**DIRECTIONS FOR THIS TASK**
Copy out each line of the material in which the word "Andel" appears.

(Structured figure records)
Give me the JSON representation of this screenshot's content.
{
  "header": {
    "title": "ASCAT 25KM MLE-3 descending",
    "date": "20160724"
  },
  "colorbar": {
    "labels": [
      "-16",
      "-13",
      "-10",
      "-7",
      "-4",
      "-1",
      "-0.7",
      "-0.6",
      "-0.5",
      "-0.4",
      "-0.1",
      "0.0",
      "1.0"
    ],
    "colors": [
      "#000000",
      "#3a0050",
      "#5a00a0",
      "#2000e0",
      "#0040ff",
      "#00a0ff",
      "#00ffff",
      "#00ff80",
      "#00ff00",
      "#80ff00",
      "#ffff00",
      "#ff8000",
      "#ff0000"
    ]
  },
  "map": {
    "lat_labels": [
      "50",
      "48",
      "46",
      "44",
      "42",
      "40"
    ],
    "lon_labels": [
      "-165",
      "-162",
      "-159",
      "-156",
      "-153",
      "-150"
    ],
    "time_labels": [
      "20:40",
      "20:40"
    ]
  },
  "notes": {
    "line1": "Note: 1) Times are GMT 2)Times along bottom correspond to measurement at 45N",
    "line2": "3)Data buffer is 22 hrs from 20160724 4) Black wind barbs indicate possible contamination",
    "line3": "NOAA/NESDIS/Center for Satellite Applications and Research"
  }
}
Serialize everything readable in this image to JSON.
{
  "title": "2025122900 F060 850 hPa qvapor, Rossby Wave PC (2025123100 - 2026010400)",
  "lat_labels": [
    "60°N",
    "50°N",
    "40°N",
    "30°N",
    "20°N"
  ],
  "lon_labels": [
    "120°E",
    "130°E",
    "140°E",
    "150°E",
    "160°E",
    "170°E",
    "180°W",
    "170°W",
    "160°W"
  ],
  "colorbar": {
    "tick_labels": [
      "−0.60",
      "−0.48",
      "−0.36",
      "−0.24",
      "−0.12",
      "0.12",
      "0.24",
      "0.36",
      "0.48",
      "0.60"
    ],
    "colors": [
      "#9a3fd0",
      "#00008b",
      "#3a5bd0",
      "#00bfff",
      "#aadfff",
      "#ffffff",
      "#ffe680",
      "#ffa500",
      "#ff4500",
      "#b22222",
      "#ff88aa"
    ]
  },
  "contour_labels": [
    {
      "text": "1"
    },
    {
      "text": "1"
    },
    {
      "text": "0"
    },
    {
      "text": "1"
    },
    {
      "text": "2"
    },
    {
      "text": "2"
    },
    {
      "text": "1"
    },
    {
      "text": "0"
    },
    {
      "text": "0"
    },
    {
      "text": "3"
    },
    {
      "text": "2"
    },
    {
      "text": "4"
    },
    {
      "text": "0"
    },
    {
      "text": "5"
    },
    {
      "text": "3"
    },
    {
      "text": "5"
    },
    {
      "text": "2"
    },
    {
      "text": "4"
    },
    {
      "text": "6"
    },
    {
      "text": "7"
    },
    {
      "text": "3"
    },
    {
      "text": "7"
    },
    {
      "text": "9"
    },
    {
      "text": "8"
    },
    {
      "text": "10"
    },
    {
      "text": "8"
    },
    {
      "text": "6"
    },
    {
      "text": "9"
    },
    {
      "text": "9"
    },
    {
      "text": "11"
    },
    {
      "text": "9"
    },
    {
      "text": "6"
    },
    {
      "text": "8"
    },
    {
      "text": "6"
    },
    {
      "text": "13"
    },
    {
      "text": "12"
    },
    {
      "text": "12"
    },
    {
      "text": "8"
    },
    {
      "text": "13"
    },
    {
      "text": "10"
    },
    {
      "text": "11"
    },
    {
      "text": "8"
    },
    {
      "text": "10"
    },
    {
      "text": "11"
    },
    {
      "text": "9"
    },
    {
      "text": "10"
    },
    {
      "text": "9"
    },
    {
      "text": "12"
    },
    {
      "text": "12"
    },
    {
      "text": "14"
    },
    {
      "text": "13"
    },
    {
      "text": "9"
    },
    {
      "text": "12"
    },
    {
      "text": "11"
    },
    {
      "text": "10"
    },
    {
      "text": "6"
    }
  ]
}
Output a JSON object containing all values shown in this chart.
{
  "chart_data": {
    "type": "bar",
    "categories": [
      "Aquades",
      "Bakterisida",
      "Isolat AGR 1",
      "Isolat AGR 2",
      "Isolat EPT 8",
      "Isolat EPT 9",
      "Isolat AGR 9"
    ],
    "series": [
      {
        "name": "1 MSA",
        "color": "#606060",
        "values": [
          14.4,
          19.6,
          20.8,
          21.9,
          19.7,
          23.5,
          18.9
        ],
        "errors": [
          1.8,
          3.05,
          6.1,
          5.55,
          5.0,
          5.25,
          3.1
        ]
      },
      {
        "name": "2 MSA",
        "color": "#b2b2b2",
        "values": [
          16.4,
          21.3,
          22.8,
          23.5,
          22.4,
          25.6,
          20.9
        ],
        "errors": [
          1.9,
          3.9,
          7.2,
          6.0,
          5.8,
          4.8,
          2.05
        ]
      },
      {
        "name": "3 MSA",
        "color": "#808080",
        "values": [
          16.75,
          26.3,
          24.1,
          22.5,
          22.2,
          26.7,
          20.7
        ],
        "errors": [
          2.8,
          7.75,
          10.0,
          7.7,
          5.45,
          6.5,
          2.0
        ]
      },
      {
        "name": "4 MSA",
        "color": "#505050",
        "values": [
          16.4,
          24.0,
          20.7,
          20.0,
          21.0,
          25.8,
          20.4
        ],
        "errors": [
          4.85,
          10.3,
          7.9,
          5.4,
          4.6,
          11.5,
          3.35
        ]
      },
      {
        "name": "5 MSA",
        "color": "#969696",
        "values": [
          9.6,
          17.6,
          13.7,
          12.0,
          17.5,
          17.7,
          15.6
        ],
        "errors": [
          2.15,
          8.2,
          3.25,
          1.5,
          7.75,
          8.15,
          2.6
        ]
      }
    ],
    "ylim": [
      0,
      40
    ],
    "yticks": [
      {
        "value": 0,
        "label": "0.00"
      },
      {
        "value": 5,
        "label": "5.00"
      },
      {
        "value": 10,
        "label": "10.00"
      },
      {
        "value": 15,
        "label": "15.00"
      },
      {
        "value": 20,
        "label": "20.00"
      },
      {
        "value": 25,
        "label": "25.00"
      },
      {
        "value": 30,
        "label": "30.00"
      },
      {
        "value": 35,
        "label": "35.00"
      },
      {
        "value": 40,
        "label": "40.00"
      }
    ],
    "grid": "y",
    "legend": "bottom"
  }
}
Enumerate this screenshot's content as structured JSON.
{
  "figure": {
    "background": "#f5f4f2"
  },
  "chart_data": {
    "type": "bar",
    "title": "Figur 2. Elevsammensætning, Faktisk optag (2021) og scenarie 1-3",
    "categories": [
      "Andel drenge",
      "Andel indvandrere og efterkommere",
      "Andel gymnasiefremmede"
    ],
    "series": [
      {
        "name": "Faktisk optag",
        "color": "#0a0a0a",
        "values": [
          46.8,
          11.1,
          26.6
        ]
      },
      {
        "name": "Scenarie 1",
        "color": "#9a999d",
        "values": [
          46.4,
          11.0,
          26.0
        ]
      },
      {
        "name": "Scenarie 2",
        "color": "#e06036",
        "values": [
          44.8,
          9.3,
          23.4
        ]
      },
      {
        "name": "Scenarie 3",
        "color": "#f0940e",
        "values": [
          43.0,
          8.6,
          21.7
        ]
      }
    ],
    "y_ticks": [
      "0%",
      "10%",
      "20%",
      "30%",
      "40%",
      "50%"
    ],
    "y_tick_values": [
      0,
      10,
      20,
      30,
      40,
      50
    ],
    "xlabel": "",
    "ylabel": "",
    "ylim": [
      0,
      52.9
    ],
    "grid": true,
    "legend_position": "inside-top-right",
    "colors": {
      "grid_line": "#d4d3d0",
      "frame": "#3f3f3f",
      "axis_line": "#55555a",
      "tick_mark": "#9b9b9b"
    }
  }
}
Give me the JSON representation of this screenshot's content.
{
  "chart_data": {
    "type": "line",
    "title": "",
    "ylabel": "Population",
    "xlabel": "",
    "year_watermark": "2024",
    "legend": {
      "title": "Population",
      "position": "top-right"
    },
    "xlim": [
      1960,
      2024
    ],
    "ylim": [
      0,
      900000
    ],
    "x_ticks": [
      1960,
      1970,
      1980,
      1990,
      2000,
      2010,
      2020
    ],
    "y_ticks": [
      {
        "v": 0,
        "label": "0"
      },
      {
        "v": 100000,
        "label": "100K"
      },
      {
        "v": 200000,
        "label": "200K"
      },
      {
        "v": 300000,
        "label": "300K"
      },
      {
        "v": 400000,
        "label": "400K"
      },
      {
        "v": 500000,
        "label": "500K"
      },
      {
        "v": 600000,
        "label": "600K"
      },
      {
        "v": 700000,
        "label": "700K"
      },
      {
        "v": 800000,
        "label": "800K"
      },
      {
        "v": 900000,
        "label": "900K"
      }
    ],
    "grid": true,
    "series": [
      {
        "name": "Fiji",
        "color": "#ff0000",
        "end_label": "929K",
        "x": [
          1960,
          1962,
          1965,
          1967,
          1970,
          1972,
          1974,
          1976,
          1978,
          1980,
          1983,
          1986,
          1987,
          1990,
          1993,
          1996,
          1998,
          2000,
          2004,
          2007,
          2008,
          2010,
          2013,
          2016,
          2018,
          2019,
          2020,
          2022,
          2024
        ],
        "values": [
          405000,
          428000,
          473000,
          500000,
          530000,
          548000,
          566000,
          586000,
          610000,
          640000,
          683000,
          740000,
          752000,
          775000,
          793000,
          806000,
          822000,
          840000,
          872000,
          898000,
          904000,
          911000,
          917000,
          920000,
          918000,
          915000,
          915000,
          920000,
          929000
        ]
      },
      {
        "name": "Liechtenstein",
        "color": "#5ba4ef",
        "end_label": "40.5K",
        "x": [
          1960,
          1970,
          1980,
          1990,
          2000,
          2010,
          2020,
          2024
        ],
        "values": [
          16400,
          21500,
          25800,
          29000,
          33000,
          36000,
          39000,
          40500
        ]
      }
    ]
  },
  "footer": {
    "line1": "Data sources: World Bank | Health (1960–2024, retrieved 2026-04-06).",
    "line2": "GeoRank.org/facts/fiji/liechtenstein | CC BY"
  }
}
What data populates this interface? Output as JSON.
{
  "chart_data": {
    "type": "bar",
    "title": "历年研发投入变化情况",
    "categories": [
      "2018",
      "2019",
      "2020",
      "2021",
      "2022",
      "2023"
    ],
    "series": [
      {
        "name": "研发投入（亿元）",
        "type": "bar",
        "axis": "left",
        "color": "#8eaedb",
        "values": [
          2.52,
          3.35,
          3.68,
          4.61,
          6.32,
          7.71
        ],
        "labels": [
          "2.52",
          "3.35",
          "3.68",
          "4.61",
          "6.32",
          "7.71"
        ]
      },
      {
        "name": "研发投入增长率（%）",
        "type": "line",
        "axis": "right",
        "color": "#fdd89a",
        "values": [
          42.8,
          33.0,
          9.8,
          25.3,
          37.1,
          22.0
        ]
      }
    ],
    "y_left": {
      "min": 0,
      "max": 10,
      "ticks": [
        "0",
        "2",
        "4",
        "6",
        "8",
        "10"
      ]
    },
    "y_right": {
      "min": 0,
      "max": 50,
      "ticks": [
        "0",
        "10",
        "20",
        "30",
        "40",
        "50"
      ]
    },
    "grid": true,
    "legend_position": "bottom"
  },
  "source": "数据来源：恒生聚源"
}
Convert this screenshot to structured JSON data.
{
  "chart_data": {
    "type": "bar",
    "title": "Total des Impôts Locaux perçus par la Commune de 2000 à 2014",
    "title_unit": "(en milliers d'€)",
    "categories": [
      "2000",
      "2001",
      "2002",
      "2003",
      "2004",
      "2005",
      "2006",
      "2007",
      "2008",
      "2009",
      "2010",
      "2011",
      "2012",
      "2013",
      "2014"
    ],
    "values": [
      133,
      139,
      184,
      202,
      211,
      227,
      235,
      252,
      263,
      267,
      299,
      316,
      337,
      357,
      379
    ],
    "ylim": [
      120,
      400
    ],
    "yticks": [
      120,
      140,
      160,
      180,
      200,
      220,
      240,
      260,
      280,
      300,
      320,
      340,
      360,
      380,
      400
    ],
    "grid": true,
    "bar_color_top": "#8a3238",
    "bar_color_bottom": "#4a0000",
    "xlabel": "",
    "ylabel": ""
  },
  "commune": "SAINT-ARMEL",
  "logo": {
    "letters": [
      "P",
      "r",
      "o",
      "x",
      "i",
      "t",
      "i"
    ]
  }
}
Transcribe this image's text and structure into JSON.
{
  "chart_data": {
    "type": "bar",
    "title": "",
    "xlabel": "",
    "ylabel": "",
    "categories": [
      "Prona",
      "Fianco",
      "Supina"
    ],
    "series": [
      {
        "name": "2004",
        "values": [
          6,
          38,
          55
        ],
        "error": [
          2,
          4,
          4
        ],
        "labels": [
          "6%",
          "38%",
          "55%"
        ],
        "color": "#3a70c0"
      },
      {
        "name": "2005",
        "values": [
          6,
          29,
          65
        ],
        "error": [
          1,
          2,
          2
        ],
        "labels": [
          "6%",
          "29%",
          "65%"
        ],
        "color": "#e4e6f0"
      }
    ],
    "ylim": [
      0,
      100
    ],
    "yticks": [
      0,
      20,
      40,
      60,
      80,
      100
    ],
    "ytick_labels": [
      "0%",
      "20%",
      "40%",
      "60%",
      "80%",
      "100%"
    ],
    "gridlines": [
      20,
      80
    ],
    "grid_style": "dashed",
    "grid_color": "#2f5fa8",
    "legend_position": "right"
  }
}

**CORRECT RESPONSE**
      "Andel drenge",
      "Andel indvandrere og efterkommere",
      "Andel gymnasiefremmede"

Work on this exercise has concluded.